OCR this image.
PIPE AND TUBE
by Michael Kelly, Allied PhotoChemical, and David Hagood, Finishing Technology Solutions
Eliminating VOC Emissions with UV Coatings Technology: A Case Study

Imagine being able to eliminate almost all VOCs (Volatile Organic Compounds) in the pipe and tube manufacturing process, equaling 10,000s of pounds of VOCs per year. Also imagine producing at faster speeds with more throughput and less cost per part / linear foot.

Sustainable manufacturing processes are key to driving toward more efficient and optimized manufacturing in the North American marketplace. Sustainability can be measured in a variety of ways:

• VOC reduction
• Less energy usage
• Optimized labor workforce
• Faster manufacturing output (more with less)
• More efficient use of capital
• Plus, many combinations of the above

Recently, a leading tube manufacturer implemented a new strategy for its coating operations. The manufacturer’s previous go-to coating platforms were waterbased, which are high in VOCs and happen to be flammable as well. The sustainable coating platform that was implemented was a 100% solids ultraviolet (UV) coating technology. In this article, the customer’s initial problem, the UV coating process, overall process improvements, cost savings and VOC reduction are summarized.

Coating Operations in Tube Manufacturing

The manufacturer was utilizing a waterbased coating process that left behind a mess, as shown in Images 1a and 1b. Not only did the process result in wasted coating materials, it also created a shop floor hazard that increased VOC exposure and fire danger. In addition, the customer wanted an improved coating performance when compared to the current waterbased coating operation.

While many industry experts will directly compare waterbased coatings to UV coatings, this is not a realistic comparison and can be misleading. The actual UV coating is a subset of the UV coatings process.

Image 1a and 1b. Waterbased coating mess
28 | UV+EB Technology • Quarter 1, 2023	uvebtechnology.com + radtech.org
* * * * *
> EXERCISE TASK
Transcribe all the entries, keeping each one exactly as it is.

> REPLY
OCR this image.
PIPE AND TUBE
by Michael Kelly, Allied PhotoChemical, and David Hagood, Finishing Technology Solutions
Eliminating VOC Emissions with UV Coatings Technology: A Case Study

Imagine being able to eliminate almost all VOCs (Volatile Organic Compounds) in the pipe and tube manufacturing process, equaling 10,000s of pounds of VOCs per year. Also imagine producing at faster speeds with more throughput and less cost per part / linear foot.

Sustainable manufacturing processes are key to driving toward more efficient and optimized manufacturing in the North American marketplace. Sustainability can be measured in a variety of ways:

• VOC reduction
• Less energy usage
• Optimized labor workforce
• Faster manufacturing output (more with less)
• More efficient use of capital
• Plus, many combinations of the above

Recently, a leading tube manufacturer implemented a new strategy for its coating operations. The manufacturer’s previous go-to coating platforms were waterbased, which are high in VOCs and happen to be flammable as well. The sustainable coating platform that was implemented was a 100% solids ultraviolet (UV) coating technology. In this article, the customer’s initial problem, the UV coating process, overall process improvements, cost savings and VOC reduction are summarized.

Coating Operations in Tube Manufacturing

The manufacturer was utilizing a waterbased coating process that left behind a mess, as shown in Images 1a and 1b. Not only did the process result in wasted coating materials, it also created a shop floor hazard that increased VOC exposure and fire danger. In addition, the customer wanted an improved coating performance when compared to the current waterbased coating operation.

While many industry experts will directly compare waterbased coatings to UV coatings, this is not a realistic comparison and can be misleading. The actual UV coating is a subset of the UV coatings process.

Image 1a and 1b. Waterbased coating mess
28 | UV+EB Technology • Quarter 1, 2023	uvebtechnology.com + radtech.org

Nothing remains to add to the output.